Collection entries
####################

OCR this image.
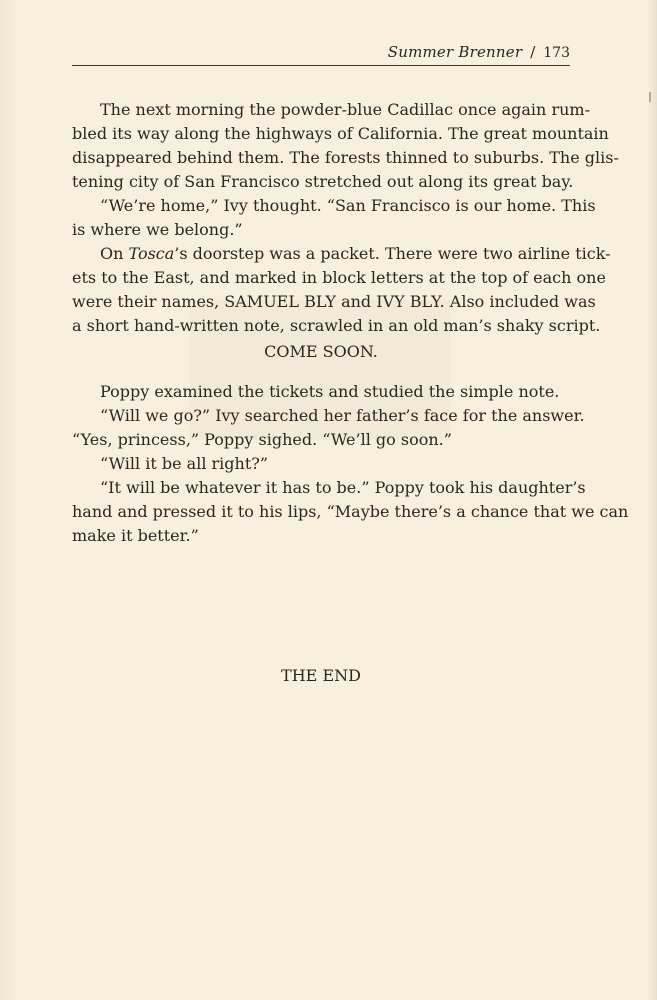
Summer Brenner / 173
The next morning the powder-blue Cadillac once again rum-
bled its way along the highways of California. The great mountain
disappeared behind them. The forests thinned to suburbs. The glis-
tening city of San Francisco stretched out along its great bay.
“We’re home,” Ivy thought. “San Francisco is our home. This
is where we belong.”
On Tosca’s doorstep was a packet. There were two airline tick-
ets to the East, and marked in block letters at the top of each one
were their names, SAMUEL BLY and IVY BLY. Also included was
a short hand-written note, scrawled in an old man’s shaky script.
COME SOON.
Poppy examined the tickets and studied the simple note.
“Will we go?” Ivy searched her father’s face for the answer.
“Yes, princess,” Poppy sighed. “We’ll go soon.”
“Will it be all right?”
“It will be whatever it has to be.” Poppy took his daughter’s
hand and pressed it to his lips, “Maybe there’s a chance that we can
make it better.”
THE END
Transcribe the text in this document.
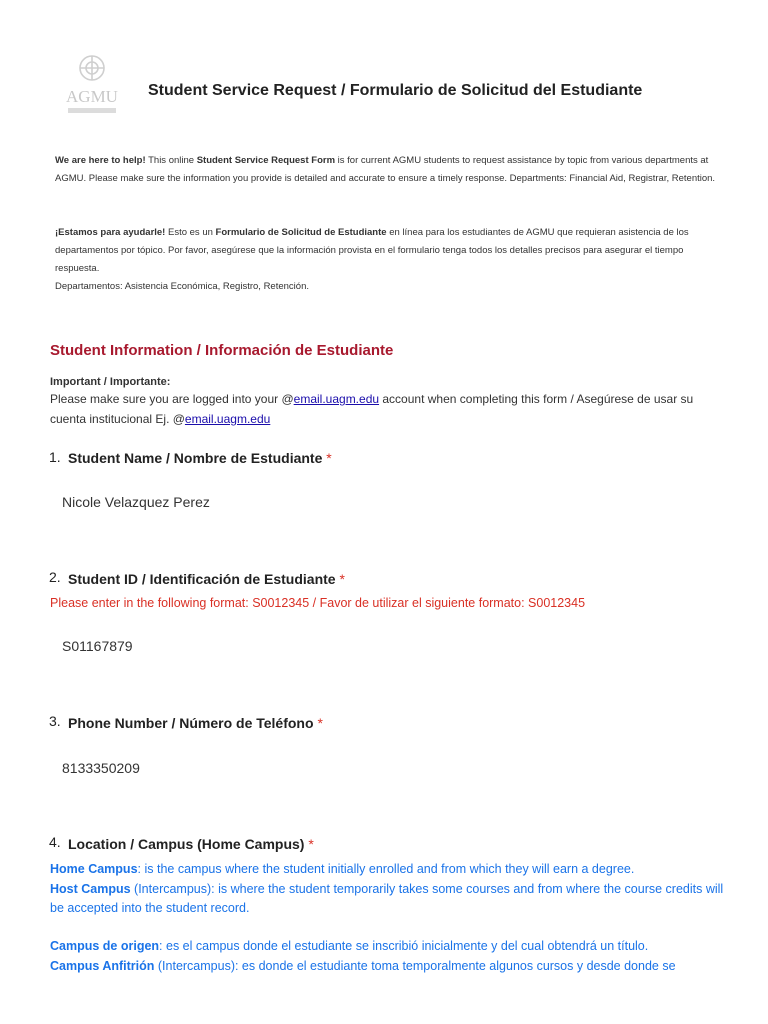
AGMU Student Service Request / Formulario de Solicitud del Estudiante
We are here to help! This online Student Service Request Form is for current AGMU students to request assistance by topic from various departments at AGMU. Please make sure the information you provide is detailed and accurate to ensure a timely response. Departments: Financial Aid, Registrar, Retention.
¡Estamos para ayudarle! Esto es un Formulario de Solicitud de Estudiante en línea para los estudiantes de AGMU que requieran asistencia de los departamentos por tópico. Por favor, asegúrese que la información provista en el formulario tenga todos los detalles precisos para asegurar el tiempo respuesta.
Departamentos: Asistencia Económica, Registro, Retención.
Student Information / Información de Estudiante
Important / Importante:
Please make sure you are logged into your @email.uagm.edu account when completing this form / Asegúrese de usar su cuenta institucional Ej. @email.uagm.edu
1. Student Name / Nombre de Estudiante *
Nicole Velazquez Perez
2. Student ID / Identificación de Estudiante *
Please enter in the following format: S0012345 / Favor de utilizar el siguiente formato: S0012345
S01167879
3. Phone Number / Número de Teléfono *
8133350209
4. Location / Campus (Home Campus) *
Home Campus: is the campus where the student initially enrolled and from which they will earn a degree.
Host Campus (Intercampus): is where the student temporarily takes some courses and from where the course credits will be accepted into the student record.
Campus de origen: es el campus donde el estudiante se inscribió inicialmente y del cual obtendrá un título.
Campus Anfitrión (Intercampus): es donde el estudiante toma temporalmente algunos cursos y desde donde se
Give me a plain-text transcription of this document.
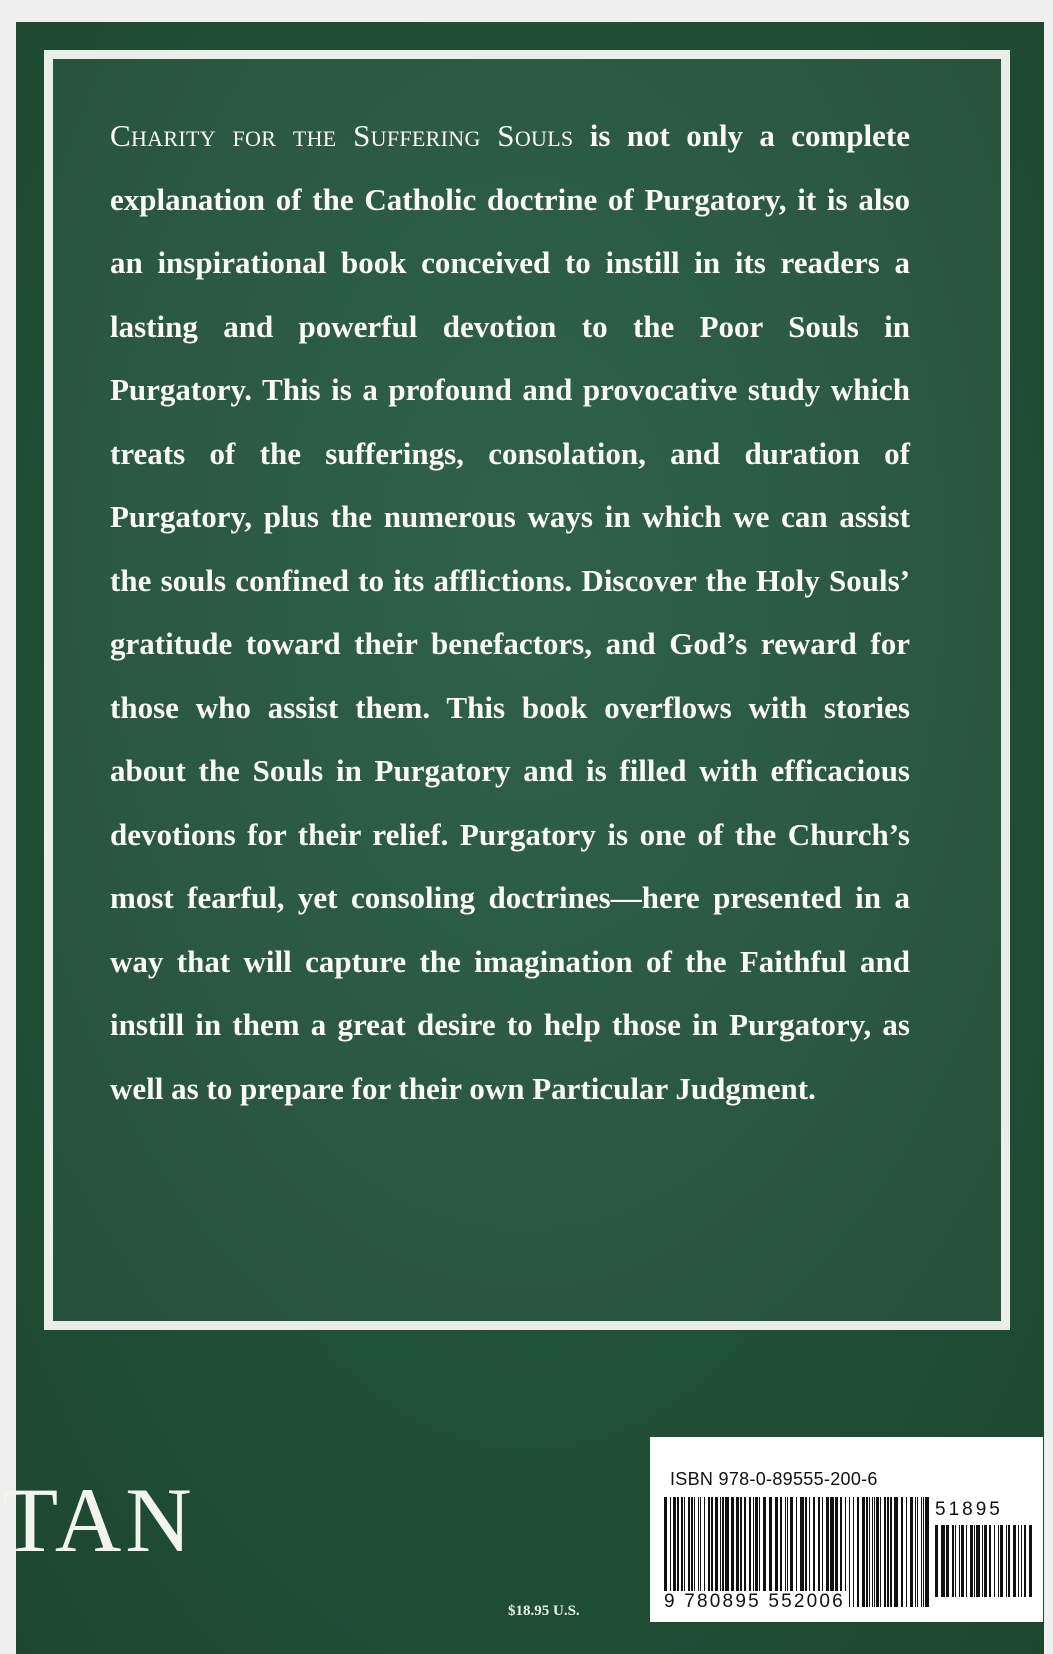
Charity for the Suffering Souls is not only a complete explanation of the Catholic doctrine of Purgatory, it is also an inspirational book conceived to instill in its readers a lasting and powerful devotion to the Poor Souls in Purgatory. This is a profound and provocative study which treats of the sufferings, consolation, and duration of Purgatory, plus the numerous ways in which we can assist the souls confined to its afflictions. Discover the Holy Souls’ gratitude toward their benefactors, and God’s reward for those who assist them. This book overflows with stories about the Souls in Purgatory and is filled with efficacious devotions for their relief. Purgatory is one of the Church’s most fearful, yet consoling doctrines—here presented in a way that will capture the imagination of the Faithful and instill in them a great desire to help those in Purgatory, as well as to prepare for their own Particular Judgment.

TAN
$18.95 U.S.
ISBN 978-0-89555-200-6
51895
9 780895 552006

####################

GOAL —
Transcribe the entries above verbatim, omitting their pictures.

SOLUTION BELOW —
OCR this image.
Summer Brenner / 173
The next morning the powder-blue Cadillac once again rum-
bled its way along the highways of California. The great mountain
disappeared behind them. The forests thinned to suburbs. The glis-
tening city of San Francisco stretched out along its great bay.
“We’re home,” Ivy thought. “San Francisco is our home. This
is where we belong.”
On Tosca’s doorstep was a packet. There were two airline tick-
ets to the East, and marked in block letters at the top of each one
were their names, SAMUEL BLY and IVY BLY. Also included was
a short hand-written note, scrawled in an old man’s shaky script.
COME SOON.
Poppy examined the tickets and studied the simple note.
“Will we go?” Ivy searched her father’s face for the answer.
“Yes, princess,” Poppy sighed. “We’ll go soon.”
“Will it be all right?”
“It will be whatever it has to be.” Poppy took his daughter’s
hand and pressed it to his lips, “Maybe there’s a chance that we can
make it better.”
THE END
Transcribe the text in this document.
AGMU Student Service Request / Formulario de Solicitud del Estudiante
We are here to help! This online Student Service Request Form is for current AGMU students to request assistance by topic from various departments at AGMU. Please make sure the information you provide is detailed and accurate to ensure a timely response. Departments: Financial Aid, Registrar, Retention.
¡Estamos para ayudarle! Esto es un Formulario de Solicitud de Estudiante en línea para los estudiantes de AGMU que requieran asistencia de los departamentos por tópico. Por favor, asegúrese que la información provista en el formulario tenga todos los detalles precisos para asegurar el tiempo respuesta.
Departamentos: Asistencia Económica, Registro, Retención.
Student Information / Información de Estudiante
Important / Importante:
Please make sure you are logged into your @email.uagm.edu account when completing this form / Asegúrese de usar su cuenta institucional Ej. @email.uagm.edu
1. Student Name / Nombre de Estudiante *
Nicole Velazquez Perez
2. Student ID / Identificación de Estudiante *
Please enter in the following format: S0012345 / Favor de utilizar el siguiente formato: S0012345
S01167879
3. Phone Number / Número de Teléfono *
8133350209
4. Location / Campus (Home Campus) *
Home Campus: is the campus where the student initially enrolled and from which they will earn a degree.
Host Campus (Intercampus): is where the student temporarily takes some courses and from where the course credits will be accepted into the student record.
Campus de origen: es el campus donde el estudiante se inscribió inicialmente y del cual obtendrá un título.
Campus Anfitrión (Intercampus): es donde el estudiante toma temporalmente algunos cursos y desde donde se
Give me a plain-text transcription of this document.
Charity for the Suffering Souls is not only a complete explanation of the Catholic doctrine of Purgatory, it is also an inspirational book conceived to instill in its readers a lasting and powerful devotion to the Poor Souls in Purgatory. This is a profound and provocative study which treats of the sufferings, consolation, and duration of Purgatory, plus the numerous ways in which we can assist the souls confined to its afflictions. Discover the Holy Souls’ gratitude toward their benefactors, and God’s reward for those who assist them. This book overflows with stories about the Souls in Purgatory and is filled with efficacious devotions for their relief. Purgatory is one of the Church’s most fearful, yet consoling doctrines—here presented in a way that will capture the imagination of the Faithful and instill in them a great desire to help those in Purgatory, as well as to prepare for their own Particular Judgment.

TAN
$18.95 U.S.
ISBN 978-0-89555-200-6
51895
9 780895 552006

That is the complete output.